> Set problem
Omit the images, then print each record below exactly as it reads.

————————

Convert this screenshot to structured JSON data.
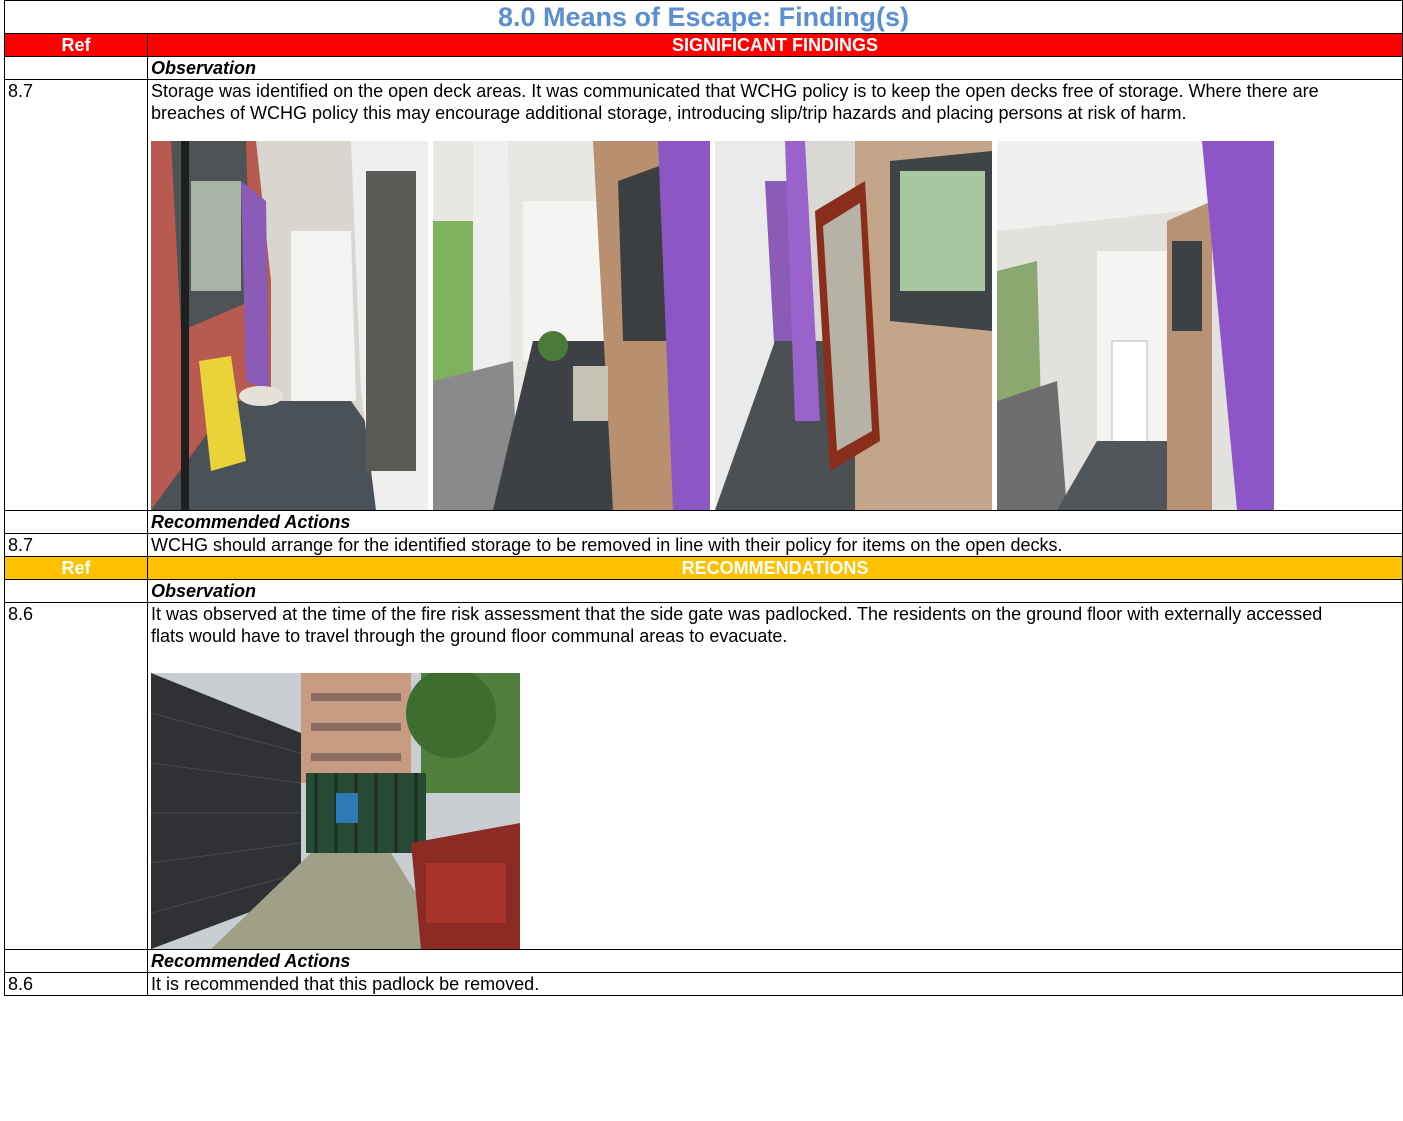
{
  "title": "8.0 Means of Escape: Finding(s)",
  "significant": {
    "ref_header": "Ref",
    "section_header": "SIGNIFICANT FINDINGS",
    "observation_label": "Observation",
    "observation_ref": "8.7",
    "observation_text": "Storage was identified on the open deck areas. It was communicated that WCHG policy is to keep the open decks free of storage. Where there are breaches of WCHG policy this may encourage additional storage, introducing slip/trip hazards and placing persons at risk of harm.",
    "actions_label": "Recommended Actions",
    "actions_ref": "8.7",
    "actions_text": "WCHG should arrange for the identified storage to be removed in line with their policy for items on the open decks."
  },
  "recommendations": {
    "ref_header": "Ref",
    "section_header": "RECOMMENDATIONS",
    "observation_label": "Observation",
    "observation_ref": "8.6",
    "observation_text": "It was observed at the time of the fire risk assessment that the side gate was padlocked. The residents on the ground floor with externally accessed flats would have to travel through the ground floor communal areas to evacuate.",
    "actions_label": "Recommended Actions",
    "actions_ref": "8.6",
    "actions_text": "It is recommended that this padlock be removed."
  },
  "colors": {
    "title": "#5b8fd1",
    "significant_header": "#ff0000",
    "recommendations_header": "#ffc000"
  }
}
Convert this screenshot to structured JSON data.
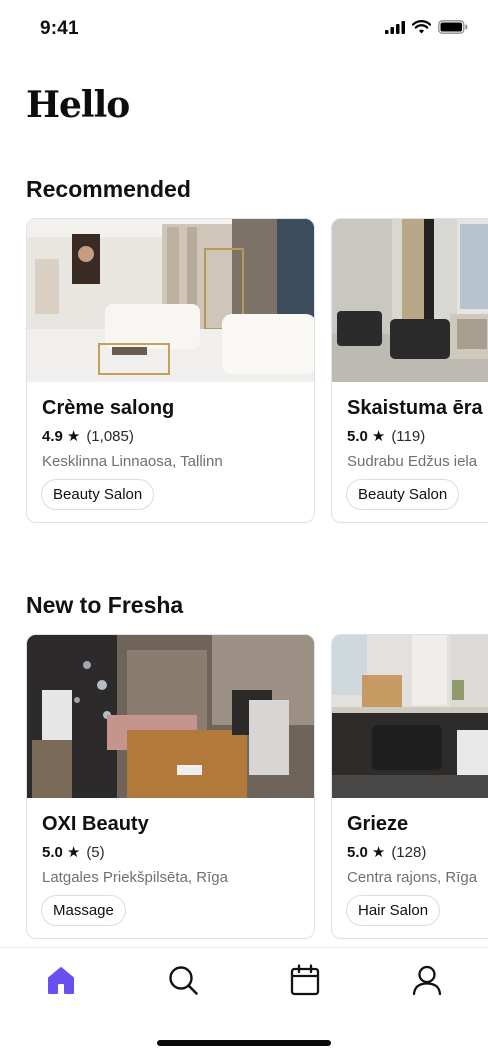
{
  "status_bar": {
    "time": "9:41",
    "icons": [
      "signal-icon",
      "wifi-icon",
      "battery-icon"
    ]
  },
  "greeting": "Hello",
  "sections": [
    {
      "title": "Recommended",
      "cards": [
        {
          "name": "Crème salong",
          "rating": "4.9",
          "reviews": "(1,085)",
          "location": "Kesklinna Linnaosa, Tallinn",
          "tag": "Beauty Salon"
        },
        {
          "name": "Skaistuma ēra",
          "rating": "5.0",
          "reviews": "(119)",
          "location": "Sudrabu Edžus iela",
          "tag": "Beauty Salon"
        }
      ]
    },
    {
      "title": "New to Fresha",
      "cards": [
        {
          "name": "OXI Beauty",
          "rating": "5.0",
          "reviews": "(5)",
          "location": "Latgales Priekšpilsēta, Rīga",
          "tag": "Massage"
        },
        {
          "name": "Grieze",
          "rating": "5.0",
          "reviews": "(128)",
          "location": "Centra rajons, Rīga",
          "tag": "Hair Salon"
        }
      ]
    }
  ],
  "tabbar": {
    "items": [
      {
        "icon": "home-icon",
        "active": true
      },
      {
        "icon": "search-icon",
        "active": false
      },
      {
        "icon": "calendar-icon",
        "active": false
      },
      {
        "icon": "profile-icon",
        "active": false
      }
    ]
  },
  "colors": {
    "accent": "#6950f3",
    "text": "#101010",
    "secondary_text": "#6f6f75",
    "border": "#e1e1e4"
  }
}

————————

> Result of this exercise
Convert this screenshot to structured JSON data.
{
  "title": "8.0 Means of Escape: Finding(s)",
  "significant": {
    "ref_header": "Ref",
    "section_header": "SIGNIFICANT FINDINGS",
    "observation_label": "Observation",
    "observation_ref": "8.7",
    "observation_text": "Storage was identified on the open deck areas. It was communicated that WCHG policy is to keep the open decks free of storage. Where there are breaches of WCHG policy this may encourage additional storage, introducing slip/trip hazards and placing persons at risk of harm.",
    "actions_label": "Recommended Actions",
    "actions_ref": "8.7",
    "actions_text": "WCHG should arrange for the identified storage to be removed in line with their policy for items on the open decks."
  },
  "recommendations": {
    "ref_header": "Ref",
    "section_header": "RECOMMENDATIONS",
    "observation_label": "Observation",
    "observation_ref": "8.6",
    "observation_text": "It was observed at the time of the fire risk assessment that the side gate was padlocked. The residents on the ground floor with externally accessed flats would have to travel through the ground floor communal areas to evacuate.",
    "actions_label": "Recommended Actions",
    "actions_ref": "8.6",
    "actions_text": "It is recommended that this padlock be removed."
  },
  "colors": {
    "title": "#5b8fd1",
    "significant_header": "#ff0000",
    "recommendations_header": "#ffc000"
  }
}
Convert this screenshot to structured JSON data.
{
  "status_bar": {
    "time": "9:41",
    "icons": [
      "signal-icon",
      "wifi-icon",
      "battery-icon"
    ]
  },
  "greeting": "Hello",
  "sections": [
    {
      "title": "Recommended",
      "cards": [
        {
          "name": "Crème salong",
          "rating": "4.9",
          "reviews": "(1,085)",
          "location": "Kesklinna Linnaosa, Tallinn",
          "tag": "Beauty Salon"
        },
        {
          "name": "Skaistuma ēra",
          "rating": "5.0",
          "reviews": "(119)",
          "location": "Sudrabu Edžus iela",
          "tag": "Beauty Salon"
        }
      ]
    },
    {
      "title": "New to Fresha",
      "cards": [
        {
          "name": "OXI Beauty",
          "rating": "5.0",
          "reviews": "(5)",
          "location": "Latgales Priekšpilsēta, Rīga",
          "tag": "Massage"
        },
        {
          "name": "Grieze",
          "rating": "5.0",
          "reviews": "(128)",
          "location": "Centra rajons, Rīga",
          "tag": "Hair Salon"
        }
      ]
    }
  ],
  "tabbar": {
    "items": [
      {
        "icon": "home-icon",
        "active": true
      },
      {
        "icon": "search-icon",
        "active": false
      },
      {
        "icon": "calendar-icon",
        "active": false
      },
      {
        "icon": "profile-icon",
        "active": false
      }
    ]
  },
  "colors": {
    "accent": "#6950f3",
    "text": "#101010",
    "secondary_text": "#6f6f75",
    "border": "#e1e1e4"
  }
}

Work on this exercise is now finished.